▸ AIM:
Find every line in the records below that holds the word "safety" and copy it.

▸ Extracted data entries:
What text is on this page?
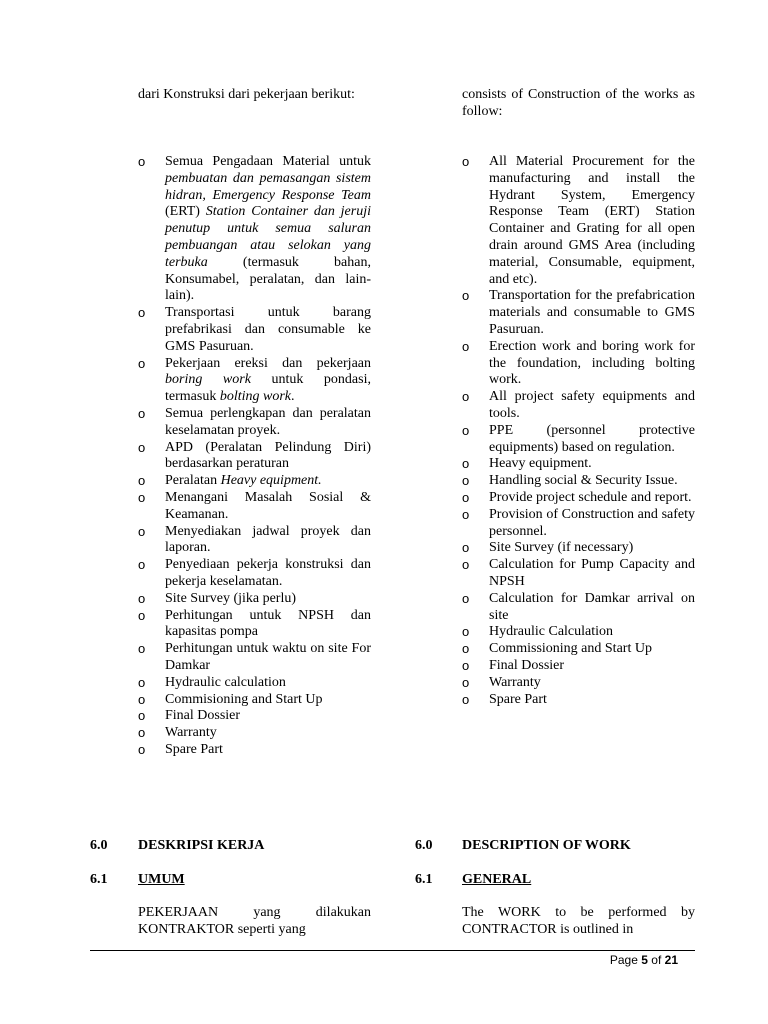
dari Konstruksi dari pekerjaan berikut:	consists of Construction of the works as follow:
o Semua Pengadaan Material untuk pembuatan dan pemasangan sistem hidran, Emergency Response Team (ERT) Station Container dan jeruji penutup untuk semua saluran pembuangan atau selokan yang terbuka (termasuk bahan, Konsumabel, peralatan, dan lain-lain).
o Transportasi untuk barang prefabrikasi dan consumable ke GMS Pasuruan.
o Pekerjaan ereksi dan pekerjaan boring work untuk pondasi, termasuk bolting work.
o Semua perlengkapan dan peralatan keselamatan proyek.
o APD (Peralatan Pelindung Diri) berdasarkan peraturan
o Peralatan Heavy equipment.
o Menangani Masalah Sosial & Keamanan.
o Menyediakan jadwal proyek dan laporan.
o Penyediaan pekerja konstruksi dan pekerja keselamatan.
o Site Survey (jika perlu)
o Perhitungan untuk NPSH dan kapasitas pompa
o Perhitungan untuk waktu on site For Damkar
o Hydraulic calculation
o Commisioning and Start Up
o Final Dossier
o Warranty
o Spare Part
o All Material Procurement for the manufacturing and install the Hydrant System, Emergency Response Team (ERT) Station Container and Grating for all open drain around GMS Area (including material, Consumable, equipment, and etc).
o Transportation for the prefabrication materials and consumable to GMS Pasuruan.
o Erection work and boring work for the foundation, including bolting work.
o All project safety equipments and tools.
o PPE (personnel protective equipments) based on regulation.
o Heavy equipment.
o Handling social & Security Issue.
o Provide project schedule and report.
o Provision of Construction and safety personnel.
o Site Survey (if necessary)
o Calculation for Pump Capacity and NPSH
o Calculation for Damkar arrival on site
o Hydraulic Calculation
o Commissioning and Start Up
o Final Dossier
o Warranty
o Spare Part
6.0 DESKRIPSI KERJA	6.0 DESCRIPTION OF WORK
6.1 UMUM	6.1 GENERAL
PEKERJAAN yang dilakukan KONTRAKTOR seperti yang
The WORK to be performed by CONTRACTOR is outlined in
Page 5 of 21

▸ RESPONSE TO THE EXERCISE:
o All project safety equipments and tools.
o Provision of Construction and safety personnel.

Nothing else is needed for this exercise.